* _WHAT YOU WILL DO_:
Select the lines that contain "thumbs" and copy each of them.

* _GIVEN ENTRIES_:
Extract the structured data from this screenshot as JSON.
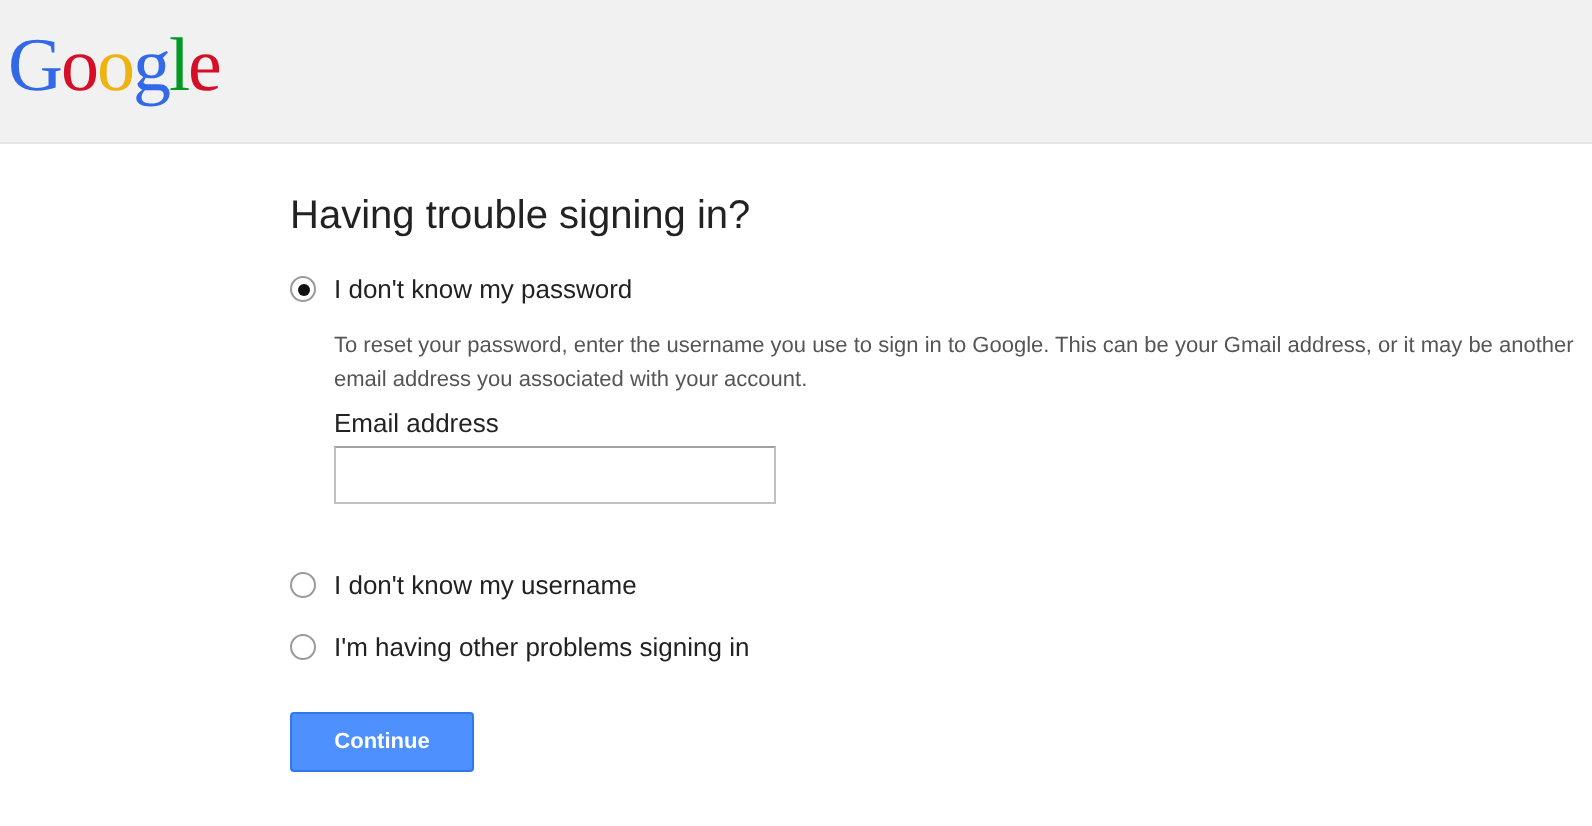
{
  "header": {
    "logo": "Google"
  },
  "title": "Having trouble signing in?",
  "options": [
    {
      "label": "I don't know my password",
      "selected": true,
      "description": "To reset your password, enter the username you use to sign in to Google. This can be your Gmail address, or it may be another email address you associated with your account.",
      "field": {
        "label": "Email address"
      }
    },
    {
      "label": "I don't know my username",
      "selected": false
    },
    {
      "label": "I'm having other problems signing in",
      "selected": false
    }
  ],
  "button": "Continue"
}
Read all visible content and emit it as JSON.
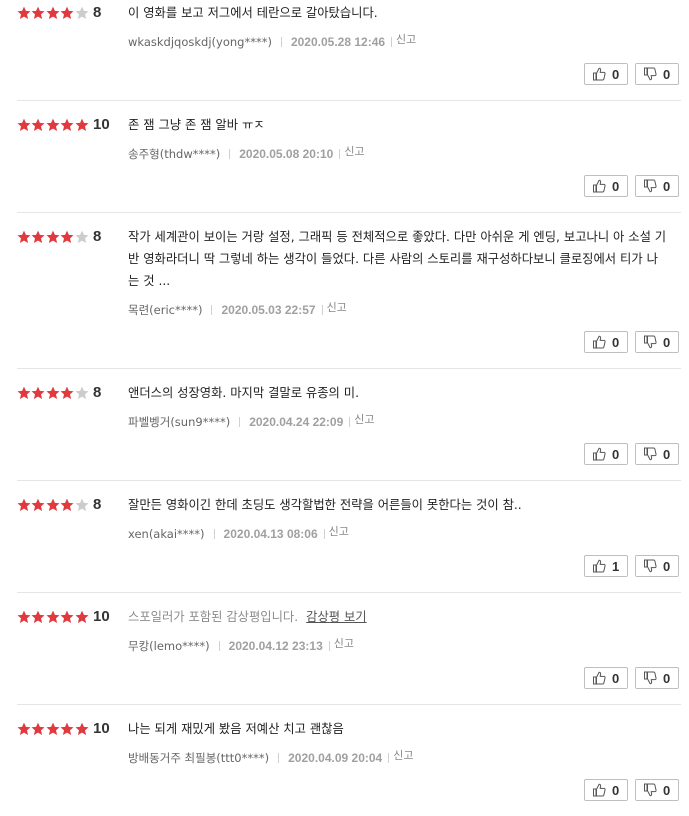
{
  "colors": {
    "star_on": "#e03a3e",
    "star_off": "#cccccc"
  },
  "icons": {
    "like": "thumbs-up-icon",
    "dislike": "thumbs-down-icon",
    "star": "star-icon"
  },
  "reviews": [
    {
      "stars_filled": 4,
      "score": "8",
      "text": "이 영화를 보고 저그에서 테란으로 갈아탔습니다.",
      "spoiler": false,
      "spoiler_link": "",
      "user": "wkaskdjqoskdj(yong****)",
      "date": "2020.05.28 12:46",
      "report": "신고",
      "likes": "0",
      "dislikes": "0"
    },
    {
      "stars_filled": 5,
      "score": "10",
      "text": "존 잼 그냥 존 잼 알바 ㅠㅈ",
      "spoiler": false,
      "spoiler_link": "",
      "user": "송주형(thdw****)",
      "date": "2020.05.08 20:10",
      "report": "신고",
      "likes": "0",
      "dislikes": "0"
    },
    {
      "stars_filled": 4,
      "score": "8",
      "text": "작가 세계관이 보이는 거랑 설정, 그래픽 등 전체적으로 좋았다. 다만 아쉬운 게 엔딩, 보고나니 아 소설 기반 영화라더니 딱 그렇네 하는 생각이 들었다. 다른 사람의 스토리를 재구성하다보니 클로징에서 티가 나는 것 ...",
      "spoiler": false,
      "spoiler_link": "",
      "user": "목련(eric****)",
      "date": "2020.05.03 22:57",
      "report": "신고",
      "likes": "0",
      "dislikes": "0"
    },
    {
      "stars_filled": 4,
      "score": "8",
      "text": "앤더스의 성장영화. 마지막 결말로 유종의 미.",
      "spoiler": false,
      "spoiler_link": "",
      "user": "파벨벵거(sun9****)",
      "date": "2020.04.24 22:09",
      "report": "신고",
      "likes": "0",
      "dislikes": "0"
    },
    {
      "stars_filled": 4,
      "score": "8",
      "text": "잘만든 영화이긴 한데 초딩도 생각할법한 전략을 어른들이 못한다는 것이 참..",
      "spoiler": false,
      "spoiler_link": "",
      "user": "xen(akai****)",
      "date": "2020.04.13 08:06",
      "report": "신고",
      "likes": "1",
      "dislikes": "0"
    },
    {
      "stars_filled": 5,
      "score": "10",
      "text": "스포일러가 포함된 감상평입니다.",
      "spoiler": true,
      "spoiler_link": "감상평 보기",
      "user": "무캉(lemo****)",
      "date": "2020.04.12 23:13",
      "report": "신고",
      "likes": "0",
      "dislikes": "0"
    },
    {
      "stars_filled": 5,
      "score": "10",
      "text": "나는 되게 재밌게 봤음 저예산 치고 괜찮음",
      "spoiler": false,
      "spoiler_link": "",
      "user": "방배동거주 최필봉(ttt0****)",
      "date": "2020.04.09 20:04",
      "report": "신고",
      "likes": "0",
      "dislikes": "0"
    }
  ]
}
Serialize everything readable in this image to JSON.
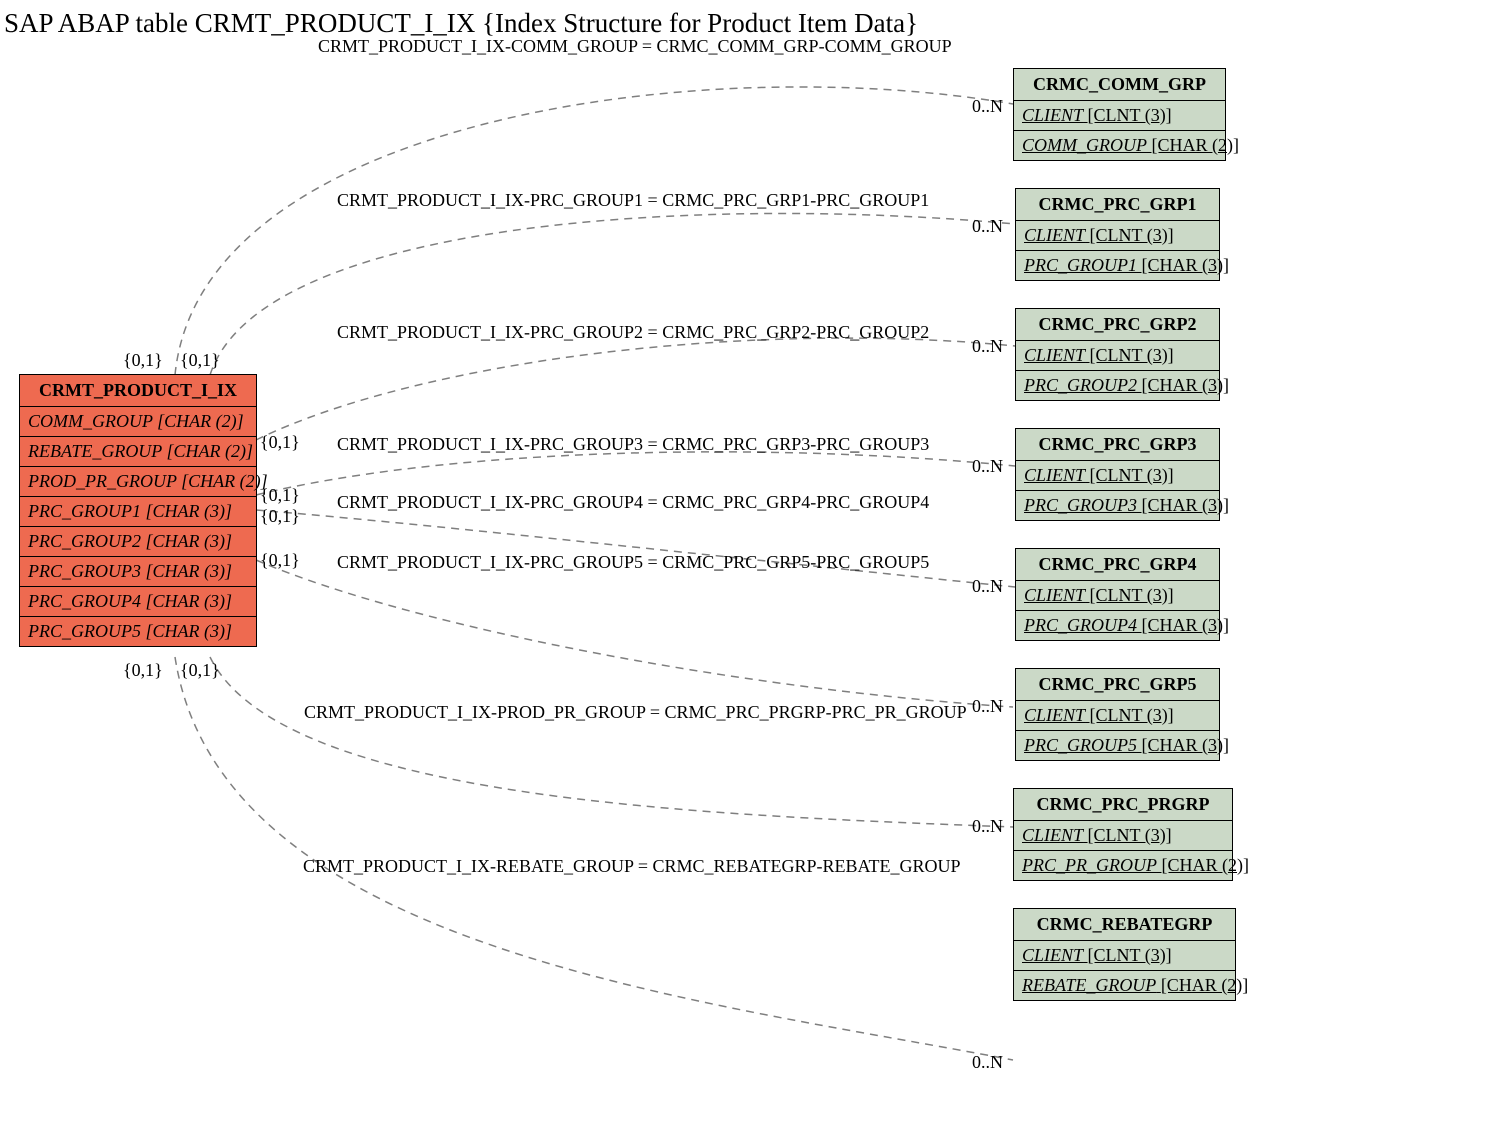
{
  "title": "SAP ABAP table CRMT_PRODUCT_I_IX {Index Structure for Product Item Data}",
  "main_entity": {
    "name": "CRMT_PRODUCT_I_IX",
    "fields": [
      {
        "name": "COMM_GROUP",
        "type": "[CHAR (2)]"
      },
      {
        "name": "REBATE_GROUP",
        "type": "[CHAR (2)]"
      },
      {
        "name": "PROD_PR_GROUP",
        "type": "[CHAR (2)]"
      },
      {
        "name": "PRC_GROUP1",
        "type": "[CHAR (3)]"
      },
      {
        "name": "PRC_GROUP2",
        "type": "[CHAR (3)]"
      },
      {
        "name": "PRC_GROUP3",
        "type": "[CHAR (3)]"
      },
      {
        "name": "PRC_GROUP4",
        "type": "[CHAR (3)]"
      },
      {
        "name": "PRC_GROUP5",
        "type": "[CHAR (3)]"
      }
    ]
  },
  "ref_entities": [
    {
      "name": "CRMC_COMM_GRP",
      "fields": [
        {
          "name": "CLIENT",
          "type": "[CLNT (3)]"
        },
        {
          "name": "COMM_GROUP",
          "type": "[CHAR (2)]"
        }
      ]
    },
    {
      "name": "CRMC_PRC_GRP1",
      "fields": [
        {
          "name": "CLIENT",
          "type": "[CLNT (3)]"
        },
        {
          "name": "PRC_GROUP1",
          "type": "[CHAR (3)]"
        }
      ]
    },
    {
      "name": "CRMC_PRC_GRP2",
      "fields": [
        {
          "name": "CLIENT",
          "type": "[CLNT (3)]"
        },
        {
          "name": "PRC_GROUP2",
          "type": "[CHAR (3)]"
        }
      ]
    },
    {
      "name": "CRMC_PRC_GRP3",
      "fields": [
        {
          "name": "CLIENT",
          "type": "[CLNT (3)]"
        },
        {
          "name": "PRC_GROUP3",
          "type": "[CHAR (3)]"
        }
      ]
    },
    {
      "name": "CRMC_PRC_GRP4",
      "fields": [
        {
          "name": "CLIENT",
          "type": "[CLNT (3)]"
        },
        {
          "name": "PRC_GROUP4",
          "type": "[CHAR (3)]"
        }
      ]
    },
    {
      "name": "CRMC_PRC_GRP5",
      "fields": [
        {
          "name": "CLIENT",
          "type": "[CLNT (3)]"
        },
        {
          "name": "PRC_GROUP5",
          "type": "[CHAR (3)]"
        }
      ]
    },
    {
      "name": "CRMC_PRC_PRGRP",
      "fields": [
        {
          "name": "CLIENT",
          "type": "[CLNT (3)]"
        },
        {
          "name": "PRC_PR_GROUP",
          "type": "[CHAR (2)]"
        }
      ]
    },
    {
      "name": "CRMC_REBATEGRP",
      "fields": [
        {
          "name": "CLIENT",
          "type": "[CLNT (3)]"
        },
        {
          "name": "REBATE_GROUP",
          "type": "[CHAR (2)]"
        }
      ]
    }
  ],
  "relations": [
    {
      "label": "CRMT_PRODUCT_I_IX-COMM_GROUP = CRMC_COMM_GRP-COMM_GROUP",
      "left_card": "{0,1}",
      "right_card": "0..N"
    },
    {
      "label": "CRMT_PRODUCT_I_IX-PRC_GROUP1 = CRMC_PRC_GRP1-PRC_GROUP1",
      "left_card": "{0,1}",
      "right_card": "0..N"
    },
    {
      "label": "CRMT_PRODUCT_I_IX-PRC_GROUP2 = CRMC_PRC_GRP2-PRC_GROUP2",
      "left_card": "{0,1}",
      "right_card": "0..N"
    },
    {
      "label": "CRMT_PRODUCT_I_IX-PRC_GROUP3 = CRMC_PRC_GRP3-PRC_GROUP3",
      "left_card": "{0,1}",
      "right_card": "0..N"
    },
    {
      "label": "CRMT_PRODUCT_I_IX-PRC_GROUP4 = CRMC_PRC_GRP4-PRC_GROUP4",
      "left_card": "{0,1}",
      "right_card": "0..N"
    },
    {
      "label": "CRMT_PRODUCT_I_IX-PRC_GROUP5 = CRMC_PRC_GRP5-PRC_GROUP5",
      "left_card": "{0,1}",
      "right_card": "0..N"
    },
    {
      "label": "CRMT_PRODUCT_I_IX-PROD_PR_GROUP = CRMC_PRC_PRGRP-PRC_PR_GROUP",
      "left_card": "{0,1}",
      "right_card": "0..N"
    },
    {
      "label": "CRMT_PRODUCT_I_IX-REBATE_GROUP = CRMC_REBATEGRP-REBATE_GROUP",
      "left_card": "{0,1}",
      "right_card": "0..N"
    }
  ]
}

* _RIGHT ANSWER_:
    "like": "thumbs-up-icon",
    "dislike": "thumbs-down-icon",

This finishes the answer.